• _Problem description_
Reproduce the records below exactly, leaving out any pictures.

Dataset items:
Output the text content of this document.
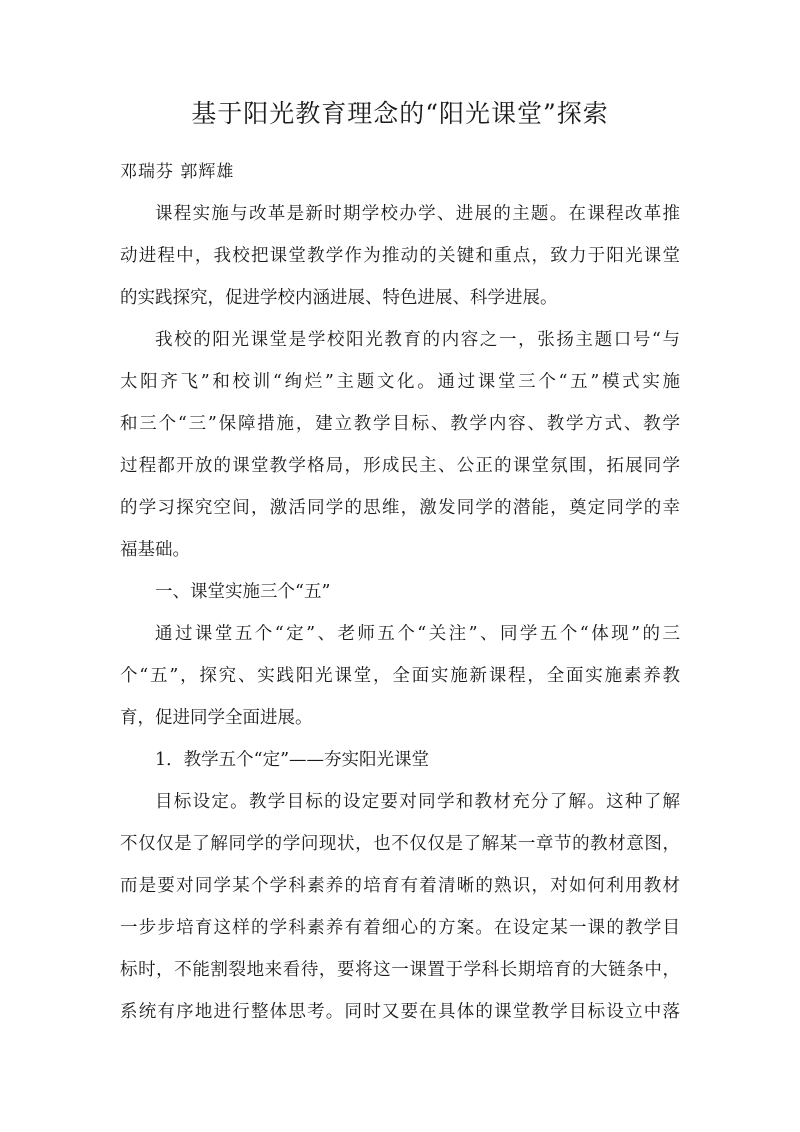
基于阳光教育理念的“阳光课堂”探索
邓瑞芬 郭辉雄
课程实施与改革是新时期学校办学、进展的主题。在课程改革推
动进程中，我校把课堂教学作为推动的关键和重点，致力于阳光课堂
的实践探究，促进学校内涵进展、特色进展、科学进展。
我校的阳光课堂是学校阳光教育的内容之一，张扬主题口号“与
太阳齐飞”和校训“绚烂”主题文化。通过课堂三个“五”模式实施
和三个“三”保障措施，建立教学目标、教学内容、教学方式、教学
过程都开放的课堂教学格局，形成民主、公正的课堂氛围，拓展同学
的学习探究空间，激活同学的思维，激发同学的潜能，奠定同学的幸
福基础。
一、课堂实施三个“五”
通过课堂五个“定”、老师五个“关注”、同学五个“体现”的三
个“五”，探究、实践阳光课堂，全面实施新课程，全面实施素养教
育，促进同学全面进展。
1．教学五个“定”——夯实阳光课堂
目标设定。教学目标的设定要对同学和教材充分了解。这种了解
不仅仅是了解同学的学问现状，也不仅仅是了解某一章节的教材意图，
而是要对同学某个学科素养的培育有着清晰的熟识，对如何利用教材
一步步培育这样的学科素养有着细心的方案。在设定某一课的教学目
标时，不能割裂地来看待，要将这一课置于学科长期培育的大链条中，
系统有序地进行整体思考。同时又要在具体的课堂教学目标设立中落
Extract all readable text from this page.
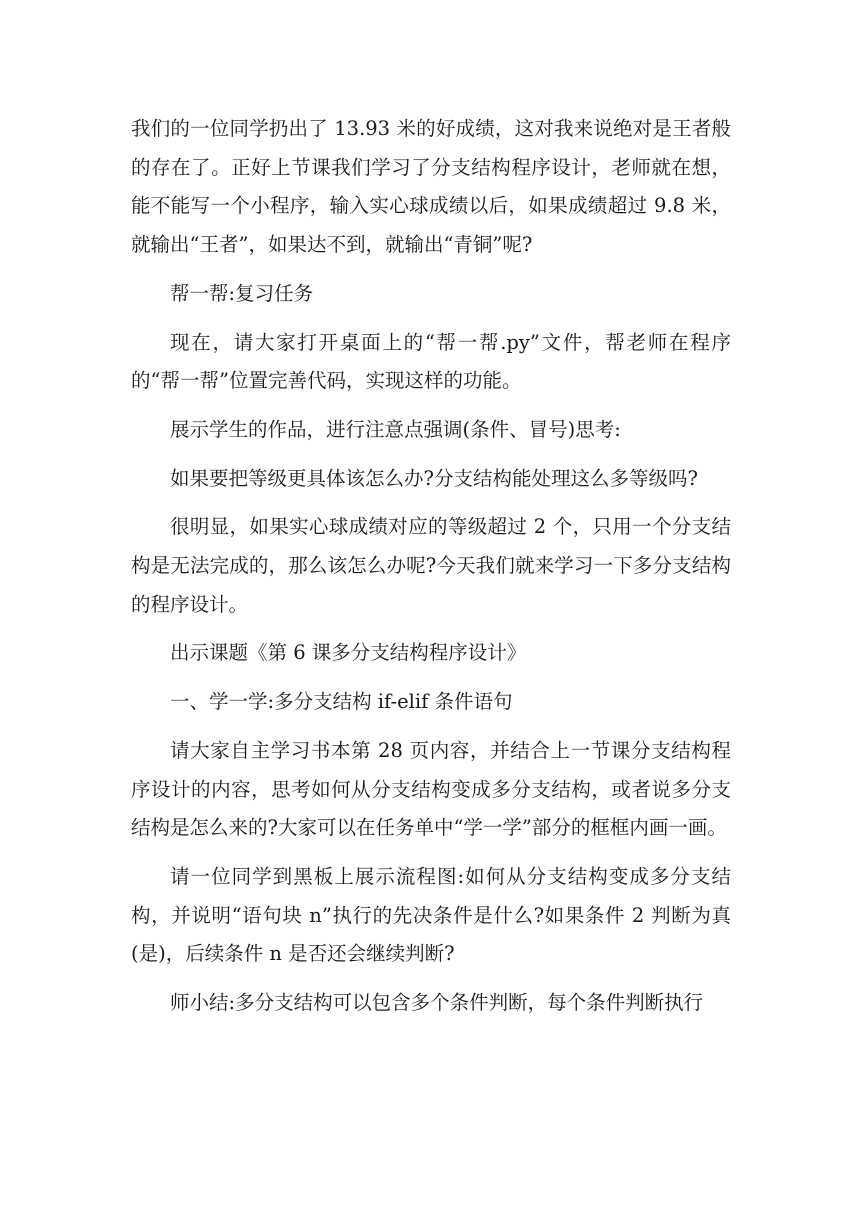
我们的一位同学扔出了 13.93 米的好成绩，这对我来说绝对是王者般的存在了。正好上节课我们学习了分支结构程序设计，老师就在想，能不能写一个小程序，输入实心球成绩以后，如果成绩超过 9.8 米，就输出“王者”，如果达不到，就输出“青铜”呢?

帮一帮:复习任务

现在，请大家打开桌面上的“帮一帮.py”文件，帮老师在程序的“帮一帮”位置完善代码，实现这样的功能。

展示学生的作品，进行注意点强调(条件、冒号)思考:

如果要把等级更具体该怎么办?分支结构能处理这么多等级吗?

很明显，如果实心球成绩对应的等级超过 2 个，只用一个分支结构是无法完成的，那么该怎么办呢?今天我们就来学习一下多分支结构的程序设计。

出示课题《第 6 课多分支结构程序设计》

一、学一学:多分支结构 if-elif 条件语句

请大家自主学习书本第 28 页内容，并结合上一节课分支结构程序设计的内容，思考如何从分支结构变成多分支结构，或者说多分支结构是怎么来的?大家可以在任务单中“学一学”部分的框框内画一画。

请一位同学到黑板上展示流程图:如何从分支结构变成多分支结构，并说明“语句块 n”执行的先决条件是什么?如果条件 2 判断为真(是)，后续条件 n 是否还会继续判断?

师小结:多分支结构可以包含多个条件判断，每个条件判断执行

• _Completed exercise_
Output the text content of this document.
基于阳光教育理念的“阳光课堂”探索
邓瑞芬 郭辉雄
课程实施与改革是新时期学校办学、进展的主题。在课程改革推
动进程中，我校把课堂教学作为推动的关键和重点，致力于阳光课堂
的实践探究，促进学校内涵进展、特色进展、科学进展。
我校的阳光课堂是学校阳光教育的内容之一，张扬主题口号“与
太阳齐飞”和校训“绚烂”主题文化。通过课堂三个“五”模式实施
和三个“三”保障措施，建立教学目标、教学内容、教学方式、教学
过程都开放的课堂教学格局，形成民主、公正的课堂氛围，拓展同学
的学习探究空间，激活同学的思维，激发同学的潜能，奠定同学的幸
福基础。
一、课堂实施三个“五”
通过课堂五个“定”、老师五个“关注”、同学五个“体现”的三
个“五”，探究、实践阳光课堂，全面实施新课程，全面实施素养教
育，促进同学全面进展。
1．教学五个“定”——夯实阳光课堂
目标设定。教学目标的设定要对同学和教材充分了解。这种了解
不仅仅是了解同学的学问现状，也不仅仅是了解某一章节的教材意图，
而是要对同学某个学科素养的培育有着清晰的熟识，对如何利用教材
一步步培育这样的学科素养有着细心的方案。在设定某一课的教学目
标时，不能割裂地来看待，要将这一课置于学科长期培育的大链条中，
系统有序地进行整体思考。同时又要在具体的课堂教学目标设立中落
Extract all readable text from this page.
我们的一位同学扔出了 13.93 米的好成绩，这对我来说绝对是王者般的存在了。正好上节课我们学习了分支结构程序设计，老师就在想，能不能写一个小程序，输入实心球成绩以后，如果成绩超过 9.8 米，就输出“王者”，如果达不到，就输出“青铜”呢?

帮一帮:复习任务

现在，请大家打开桌面上的“帮一帮.py”文件，帮老师在程序的“帮一帮”位置完善代码，实现这样的功能。

展示学生的作品，进行注意点强调(条件、冒号)思考:

如果要把等级更具体该怎么办?分支结构能处理这么多等级吗?

很明显，如果实心球成绩对应的等级超过 2 个，只用一个分支结构是无法完成的，那么该怎么办呢?今天我们就来学习一下多分支结构的程序设计。

出示课题《第 6 课多分支结构程序设计》

一、学一学:多分支结构 if-elif 条件语句

请大家自主学习书本第 28 页内容，并结合上一节课分支结构程序设计的内容，思考如何从分支结构变成多分支结构，或者说多分支结构是怎么来的?大家可以在任务单中“学一学”部分的框框内画一画。

请一位同学到黑板上展示流程图:如何从分支结构变成多分支结构，并说明“语句块 n”执行的先决条件是什么?如果条件 2 判断为真(是)，后续条件 n 是否还会继续判断?

师小结:多分支结构可以包含多个条件判断，每个条件判断执行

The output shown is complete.